- Task objective -
Only a number is wanted. Count the lines holding the string "Survey".

- Data listing -
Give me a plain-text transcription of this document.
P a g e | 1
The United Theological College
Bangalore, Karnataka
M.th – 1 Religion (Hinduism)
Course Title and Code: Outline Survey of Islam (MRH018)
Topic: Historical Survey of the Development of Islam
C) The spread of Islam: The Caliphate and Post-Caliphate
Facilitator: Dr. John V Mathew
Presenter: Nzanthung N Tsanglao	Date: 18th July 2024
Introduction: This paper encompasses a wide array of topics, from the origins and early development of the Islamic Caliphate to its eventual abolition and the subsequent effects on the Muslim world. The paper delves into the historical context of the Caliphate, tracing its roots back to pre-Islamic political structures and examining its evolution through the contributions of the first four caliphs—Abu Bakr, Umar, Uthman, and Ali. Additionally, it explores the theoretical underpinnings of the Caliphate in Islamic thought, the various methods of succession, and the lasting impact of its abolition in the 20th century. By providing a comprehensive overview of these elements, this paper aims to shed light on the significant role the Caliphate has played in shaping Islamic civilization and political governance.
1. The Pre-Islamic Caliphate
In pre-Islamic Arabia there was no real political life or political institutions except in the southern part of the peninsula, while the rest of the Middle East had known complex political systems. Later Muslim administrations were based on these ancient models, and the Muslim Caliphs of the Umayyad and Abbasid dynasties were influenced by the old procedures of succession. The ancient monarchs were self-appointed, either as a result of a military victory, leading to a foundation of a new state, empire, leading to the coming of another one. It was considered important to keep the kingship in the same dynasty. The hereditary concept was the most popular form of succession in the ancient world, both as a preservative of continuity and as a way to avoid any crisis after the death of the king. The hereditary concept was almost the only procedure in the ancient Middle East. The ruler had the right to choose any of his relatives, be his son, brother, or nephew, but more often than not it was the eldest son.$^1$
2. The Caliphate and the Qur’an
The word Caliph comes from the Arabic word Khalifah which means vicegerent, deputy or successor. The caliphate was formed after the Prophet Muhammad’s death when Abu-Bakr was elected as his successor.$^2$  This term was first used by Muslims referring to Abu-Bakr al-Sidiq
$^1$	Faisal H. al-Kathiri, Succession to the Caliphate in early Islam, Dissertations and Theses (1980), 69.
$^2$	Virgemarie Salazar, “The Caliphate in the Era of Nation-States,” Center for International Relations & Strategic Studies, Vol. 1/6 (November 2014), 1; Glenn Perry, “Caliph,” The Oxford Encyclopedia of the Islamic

- Response -
2